PASSAGE TO READ:
────────────────

Versalis off Eni’s Balance Sheet
02.03.2016 -
As it prepares to divest its plastics business and refocus on refining and oil exploration, Italian oil and petrochemicals giant Eni has reported assets and liabilities, revenues, expenses and cash flow of subsidiary Versalis as “discontinued operations” in its 2015 earnings statement published on Feb. 26.
In the statement, Eni said negotiations are underway with an industrial partner who, by acquiring a controlling stake of Milan-based Versalis, would support Eni in implementing the industrial plan designed to upgrade this business.
The oil giant has promised the national government in Rome it will find a buyer willing to commit to keeping the company alive in its current form for at least five years while maintaining current employment levels for at least three years and retaining the company’s Italian headquarters.
Versalis, legacy of a long list of partly state-owned firms linked with Eni and changing partners, currently employs 4,000 people. It also has four research centers and owns 250 patents, the labor-leaning newspaper Il Diario del Lavoro noted in an opinion piece casting doubt on SK Capital Partners’ suitability as a new owner. The newspaper suggested also that the US private equity company might be investing abroad to save tax.
The plans to reinvent Versalis recall as yet largely unsuccessful government efforts to keep Italy’s plastics industry alive after a series of failed efforts spanning more than a decade. Most notable was the protracted but fruitless search for a buyer for the PVC producer last known as Vinyls Italia, after both Eni and Ineos successively pulled out.

────────────────

EXERCISE MATERIALS:
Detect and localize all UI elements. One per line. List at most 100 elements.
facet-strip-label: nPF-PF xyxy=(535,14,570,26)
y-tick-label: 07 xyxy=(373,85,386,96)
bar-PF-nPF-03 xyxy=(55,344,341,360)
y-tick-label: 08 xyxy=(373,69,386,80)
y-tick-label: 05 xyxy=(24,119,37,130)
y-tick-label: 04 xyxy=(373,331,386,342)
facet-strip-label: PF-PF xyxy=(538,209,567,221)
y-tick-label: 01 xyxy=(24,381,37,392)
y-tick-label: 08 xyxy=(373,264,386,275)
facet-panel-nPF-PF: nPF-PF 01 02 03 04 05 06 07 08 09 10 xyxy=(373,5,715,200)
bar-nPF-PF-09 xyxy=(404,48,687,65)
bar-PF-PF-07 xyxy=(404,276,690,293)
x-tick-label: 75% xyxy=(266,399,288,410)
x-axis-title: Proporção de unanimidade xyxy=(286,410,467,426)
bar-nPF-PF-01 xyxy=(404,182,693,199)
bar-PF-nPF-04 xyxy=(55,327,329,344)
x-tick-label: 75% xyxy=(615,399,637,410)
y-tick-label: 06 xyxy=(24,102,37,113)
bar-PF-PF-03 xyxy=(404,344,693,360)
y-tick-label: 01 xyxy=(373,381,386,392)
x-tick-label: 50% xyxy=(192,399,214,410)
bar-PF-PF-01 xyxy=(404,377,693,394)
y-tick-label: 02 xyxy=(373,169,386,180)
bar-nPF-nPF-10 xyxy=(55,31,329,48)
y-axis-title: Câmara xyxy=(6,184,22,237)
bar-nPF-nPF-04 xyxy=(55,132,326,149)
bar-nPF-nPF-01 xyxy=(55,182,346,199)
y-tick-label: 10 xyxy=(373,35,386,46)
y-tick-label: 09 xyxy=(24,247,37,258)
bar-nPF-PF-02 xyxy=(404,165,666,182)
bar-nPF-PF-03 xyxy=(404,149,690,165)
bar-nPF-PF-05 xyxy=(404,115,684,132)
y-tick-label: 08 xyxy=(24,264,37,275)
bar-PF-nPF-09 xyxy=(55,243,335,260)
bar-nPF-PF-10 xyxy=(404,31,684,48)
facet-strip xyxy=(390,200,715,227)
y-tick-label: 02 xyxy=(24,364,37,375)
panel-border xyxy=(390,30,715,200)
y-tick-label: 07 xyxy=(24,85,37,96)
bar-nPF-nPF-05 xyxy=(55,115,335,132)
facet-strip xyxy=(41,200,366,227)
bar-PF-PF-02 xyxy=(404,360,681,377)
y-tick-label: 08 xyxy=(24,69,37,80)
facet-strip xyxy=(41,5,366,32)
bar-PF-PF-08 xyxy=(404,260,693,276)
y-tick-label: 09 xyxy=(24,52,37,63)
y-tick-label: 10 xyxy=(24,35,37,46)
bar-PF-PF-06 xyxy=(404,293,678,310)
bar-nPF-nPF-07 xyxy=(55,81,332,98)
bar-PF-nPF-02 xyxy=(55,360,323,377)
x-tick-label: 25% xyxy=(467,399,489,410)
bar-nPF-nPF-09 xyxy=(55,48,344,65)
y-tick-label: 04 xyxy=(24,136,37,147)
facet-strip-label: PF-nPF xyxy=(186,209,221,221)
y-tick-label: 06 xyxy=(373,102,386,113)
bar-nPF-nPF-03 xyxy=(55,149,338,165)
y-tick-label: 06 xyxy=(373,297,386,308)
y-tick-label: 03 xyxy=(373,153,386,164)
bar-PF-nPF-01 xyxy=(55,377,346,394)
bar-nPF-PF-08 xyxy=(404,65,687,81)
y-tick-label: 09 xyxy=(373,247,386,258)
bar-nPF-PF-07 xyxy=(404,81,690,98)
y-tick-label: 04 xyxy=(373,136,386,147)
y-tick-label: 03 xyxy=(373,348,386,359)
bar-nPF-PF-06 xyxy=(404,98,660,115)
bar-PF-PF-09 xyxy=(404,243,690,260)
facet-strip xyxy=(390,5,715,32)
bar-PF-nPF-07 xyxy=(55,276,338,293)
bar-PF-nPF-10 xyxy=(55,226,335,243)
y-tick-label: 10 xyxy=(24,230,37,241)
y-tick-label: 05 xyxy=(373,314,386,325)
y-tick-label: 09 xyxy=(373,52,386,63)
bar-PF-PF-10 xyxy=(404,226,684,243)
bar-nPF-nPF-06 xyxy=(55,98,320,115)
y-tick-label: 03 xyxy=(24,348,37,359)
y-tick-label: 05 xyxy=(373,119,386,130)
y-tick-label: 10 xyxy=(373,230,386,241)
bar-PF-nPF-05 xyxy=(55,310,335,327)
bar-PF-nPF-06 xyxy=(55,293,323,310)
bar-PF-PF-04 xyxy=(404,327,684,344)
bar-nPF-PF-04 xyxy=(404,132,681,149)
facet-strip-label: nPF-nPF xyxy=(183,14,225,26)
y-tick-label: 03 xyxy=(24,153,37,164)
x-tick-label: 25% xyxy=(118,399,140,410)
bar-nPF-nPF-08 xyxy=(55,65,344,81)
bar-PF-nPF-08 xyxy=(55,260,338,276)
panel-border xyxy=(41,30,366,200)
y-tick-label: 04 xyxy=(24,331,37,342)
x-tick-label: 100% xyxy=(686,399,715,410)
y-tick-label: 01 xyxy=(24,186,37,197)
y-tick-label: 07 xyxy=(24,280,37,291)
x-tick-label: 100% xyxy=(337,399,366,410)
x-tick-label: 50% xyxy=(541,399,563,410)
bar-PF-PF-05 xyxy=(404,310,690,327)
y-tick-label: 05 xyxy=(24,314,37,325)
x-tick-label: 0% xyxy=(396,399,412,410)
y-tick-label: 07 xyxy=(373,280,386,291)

────────────────

REQUIRED TASKS:
**1.** Rename "y-tick-label" to "y-tick-text" in the records, from the first line up to and including the line with "x-axis-title: Proporção de", and write out those lines again with nothing else changed.
**2.** Extend the article on Eni's plan to sell Versalis from the point where it stops.

EXERCISE ANSWERS:
**1.**
Detect and localize all UI elements. One per line. List at most 100 elements.
facet-strip-label: nPF-PF xyxy=(535,14,570,26)
y-tick-text: 07 xyxy=(373,85,386,96)
bar-PF-nPF-03 xyxy=(55,344,341,360)
y-tick-text: 08 xyxy=(373,69,386,80)
y-tick-text: 05 xyxy=(24,119,37,130)
y-tick-text: 04 xyxy=(373,331,386,342)
facet-strip-label: PF-PF xyxy=(538,209,567,221)
y-tick-text: 01 xyxy=(24,381,37,392)
y-tick-text: 08 xyxy=(373,264,386,275)
facet-panel-nPF-PF: nPF-PF 01 02 03 04 05 06 07 08 09 10 xyxy=(373,5,715,200)
bar-nPF-PF-09 xyxy=(404,48,687,65)
bar-PF-PF-07 xyxy=(404,276,690,293)
x-tick-label: 75% xyxy=(266,399,288,410)
x-axis-title: Proporção de unanimidade xyxy=(286,410,467,426)

**2.**
Eni did not identify the potential investor in Versalis, who reports said could acquire 70% of the company. Italian media took it for granted that the buyer is New York-based private equity group SK Capital Partners, even though per definition the private equity company has no industrial base.
In late January, SK’s founder and managing director, Barry Siadat, confirmed an interest in acquiring a controlling stake in the plastics manufacturer. Siadat said his firm intended to continue operating Versalis as an Italian company under its existing management and insisted there were no plans to shutter any production facilities or lay off any staff.
Unease in the Versalis workforce has been manifest at least since autumn 2015, even before news of Eni’s divestment plans was confirmed by CEO Claudio Descalzi at a meeting with Italian government officials and the trade unions in Decemer. Up to now, strikes by the unions and roundtable discussions with the Ministry for Economic Development have brought no visible results.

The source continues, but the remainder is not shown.